▶ Check your understanding:
a – Transcribe the portion of the H2 Language byte-counting specification running from "Count: f + X + Y" to "digits = 1)".
b – According to the H2 Language byte-counting specification, how many bytes does a comment add to the count?
c – Carry the H2 Language byte-counting specification forward from its final line.

▶ Text under study:
◇ ◇ ◇ ◇
This specification defines how H2 Language counts bytes for HOJ compatibility.
### B.2 Counting Rules
| Lowercase letters (a-z) | 1 byte each | `s` → 1, `abc` → 3 |
| Uppercase letters (A-Z) | 1 byte each | `X` → 1, `XY` → 2 |
| Numeric literals | 1 byte per literal | `12` → 1, `3` → 1 |
| Colon `:` | 0 bytes | Not counted |
| Parentheses `( )` | 0 bytes | Not counted |
| Comma `,` | 0 bytes | Not counted |
| Plus/Minus `+ -` | 0 bytes | Not counted |
| Whitespace (space, tab) | 0 bytes | Not counted |
| Newline (`\n`, `\r\n`) | 0 bytes | Not counted |
| Comments (`#`, `//`) | 0 bytes | Entire comment ignored |
| Directives | 0 bytes | `MAX_STEP=100` not counted |
| Agent ID prefix | 0 bytes | `0:` not counted |
### B.3 Examples
```
Input: a:sa a
Count: a + s + a + a = 4 bytes
^ ^ ^ ^
def cmd def call
Input: f(X):sa(X-1) f(10)
Count: f + X + s + a + X + 1 + f + 10 = 8 bytes
^ ^ ^ ^ ^ ^ ^ ^^
def prm cmd call prm num call num
Input: 0: x:ss xrx
Count: x + s + s + x + r + x = 6 bytes
(agent id "0:" is not counted)
Input: f(X,Y):XYf(X-1,Y) f(3,sr)
Count: f + X + Y + X + Y + f + X + 1 + Y + f + 3 + s + r = 13 bytes
```
### B.4 Formal Definition
```
byte_count(source) = sum of:
- count(letter) for each letter in [a-zA-Z]
- count(number) for each numeric literal (contiguous digits = 1)
◇ ◇ ◇ ◇
Source data:
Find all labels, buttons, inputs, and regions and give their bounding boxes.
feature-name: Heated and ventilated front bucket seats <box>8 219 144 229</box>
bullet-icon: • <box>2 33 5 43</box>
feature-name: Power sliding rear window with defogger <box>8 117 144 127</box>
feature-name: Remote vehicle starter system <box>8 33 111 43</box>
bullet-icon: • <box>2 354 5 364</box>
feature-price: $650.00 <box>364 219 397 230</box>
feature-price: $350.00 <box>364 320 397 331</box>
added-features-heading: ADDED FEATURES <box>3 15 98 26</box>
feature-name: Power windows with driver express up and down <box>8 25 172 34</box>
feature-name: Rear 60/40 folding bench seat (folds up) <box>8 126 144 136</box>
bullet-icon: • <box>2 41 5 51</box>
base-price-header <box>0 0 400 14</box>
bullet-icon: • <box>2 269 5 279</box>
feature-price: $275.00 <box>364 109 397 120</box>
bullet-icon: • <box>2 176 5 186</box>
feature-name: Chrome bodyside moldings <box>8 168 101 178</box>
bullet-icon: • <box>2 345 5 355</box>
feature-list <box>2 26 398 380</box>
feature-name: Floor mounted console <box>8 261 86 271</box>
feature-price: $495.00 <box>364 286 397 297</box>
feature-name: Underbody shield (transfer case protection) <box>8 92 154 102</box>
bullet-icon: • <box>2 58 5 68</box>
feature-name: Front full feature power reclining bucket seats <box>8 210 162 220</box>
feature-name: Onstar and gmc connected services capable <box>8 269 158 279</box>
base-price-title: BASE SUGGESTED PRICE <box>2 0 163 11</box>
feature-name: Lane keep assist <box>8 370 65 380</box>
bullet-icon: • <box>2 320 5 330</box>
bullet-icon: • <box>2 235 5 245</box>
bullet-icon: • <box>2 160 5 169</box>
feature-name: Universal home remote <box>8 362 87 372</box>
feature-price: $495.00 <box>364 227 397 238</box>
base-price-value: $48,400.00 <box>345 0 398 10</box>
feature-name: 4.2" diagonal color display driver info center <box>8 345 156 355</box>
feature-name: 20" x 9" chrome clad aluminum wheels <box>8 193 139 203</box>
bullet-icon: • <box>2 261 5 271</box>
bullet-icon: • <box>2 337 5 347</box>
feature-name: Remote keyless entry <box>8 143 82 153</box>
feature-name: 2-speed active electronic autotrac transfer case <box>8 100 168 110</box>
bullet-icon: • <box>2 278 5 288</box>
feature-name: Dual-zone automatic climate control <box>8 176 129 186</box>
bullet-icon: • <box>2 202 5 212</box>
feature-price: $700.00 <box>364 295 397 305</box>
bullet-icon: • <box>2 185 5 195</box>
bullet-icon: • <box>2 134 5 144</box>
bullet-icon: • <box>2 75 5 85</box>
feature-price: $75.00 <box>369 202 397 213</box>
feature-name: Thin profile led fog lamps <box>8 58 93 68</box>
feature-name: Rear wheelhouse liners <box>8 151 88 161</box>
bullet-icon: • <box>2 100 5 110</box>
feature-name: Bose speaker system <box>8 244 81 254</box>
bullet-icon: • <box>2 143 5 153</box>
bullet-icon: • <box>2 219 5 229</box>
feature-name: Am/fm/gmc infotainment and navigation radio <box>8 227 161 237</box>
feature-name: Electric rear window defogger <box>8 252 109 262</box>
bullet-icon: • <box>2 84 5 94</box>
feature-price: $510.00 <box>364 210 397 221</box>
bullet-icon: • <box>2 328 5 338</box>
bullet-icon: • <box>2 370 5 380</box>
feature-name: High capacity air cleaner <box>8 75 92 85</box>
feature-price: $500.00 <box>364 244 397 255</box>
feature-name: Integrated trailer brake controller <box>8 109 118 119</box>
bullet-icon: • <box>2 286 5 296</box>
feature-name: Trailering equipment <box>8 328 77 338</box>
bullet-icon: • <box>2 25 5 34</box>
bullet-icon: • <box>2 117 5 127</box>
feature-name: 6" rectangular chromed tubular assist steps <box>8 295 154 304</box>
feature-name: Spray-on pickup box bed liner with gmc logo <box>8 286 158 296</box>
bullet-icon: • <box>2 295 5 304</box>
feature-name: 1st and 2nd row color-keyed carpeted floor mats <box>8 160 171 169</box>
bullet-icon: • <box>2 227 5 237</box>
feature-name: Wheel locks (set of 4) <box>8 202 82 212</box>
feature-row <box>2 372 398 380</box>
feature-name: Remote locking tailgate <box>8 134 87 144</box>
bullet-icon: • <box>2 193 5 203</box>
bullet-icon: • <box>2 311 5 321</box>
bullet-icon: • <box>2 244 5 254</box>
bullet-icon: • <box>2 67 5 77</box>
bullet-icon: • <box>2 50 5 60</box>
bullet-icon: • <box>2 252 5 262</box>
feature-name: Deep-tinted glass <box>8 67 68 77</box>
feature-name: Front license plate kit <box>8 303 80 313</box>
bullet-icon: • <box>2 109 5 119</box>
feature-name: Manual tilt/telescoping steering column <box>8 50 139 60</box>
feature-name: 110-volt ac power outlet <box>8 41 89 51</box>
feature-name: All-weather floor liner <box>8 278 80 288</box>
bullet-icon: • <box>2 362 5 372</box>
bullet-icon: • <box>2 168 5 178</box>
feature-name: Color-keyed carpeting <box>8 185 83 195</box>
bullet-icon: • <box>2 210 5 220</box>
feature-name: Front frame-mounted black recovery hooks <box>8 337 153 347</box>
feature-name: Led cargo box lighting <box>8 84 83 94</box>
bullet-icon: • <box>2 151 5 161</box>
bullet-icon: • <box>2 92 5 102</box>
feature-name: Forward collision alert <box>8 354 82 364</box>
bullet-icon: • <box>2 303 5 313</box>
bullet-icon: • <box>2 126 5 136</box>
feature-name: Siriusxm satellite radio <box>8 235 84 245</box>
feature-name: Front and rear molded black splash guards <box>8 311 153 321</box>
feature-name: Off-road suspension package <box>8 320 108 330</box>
◇ ◇ ◇ ◇
▶ Results for the exercise:
a –
Count: f + X + Y + X + Y + f + X + 1 + Y + f + 3 + s + r = 13 bytes
```
### B.4 Formal Definition
```
byte_count(source) = sum of:
- count(letter) for each letter in [a-zA-Z]
- count(number) for each numeric literal (contiguous digits = 1)

b – Zero bytes; the entire comment is ignored.

c –
Excluded:
- All punctuation: : ( ) , + - = _
- All whitespace: space, tab, newline
- All comments: from # or // to end of line
- Directive lines: lines starting with directive names
- Agent ID prefix: NUMBER followed immediately by :
```
### B.5 API
#### Native Rust
```rust
use h2lang::count_bytes;
let bytes = count_bytes("a:sa a");
assert_eq!(bytes, 4);
```
#### WebAssembly (JavaScript)
```javascript
import { count_bytes } from 'h2lang';
const bytes = count_bytes("f(X):sa(X-1) f(10)");
console.log(bytes); // 8
```
### B.6 Implementation Notes
1. **Lexer-based counting**: Use the lexer to tokenize, then count relevant tokens.
2. **Number handling**: Each `NUMBER` token counts as 1, regardless of digit count.
3. **Comment stripping**: Comments are removed during lexing, not counted.
4. **Directive handling**: Directive lines are parsed separately and excluded.
5. **Agent ID**: The `AGENT_ID` token (number + colon) is not counted.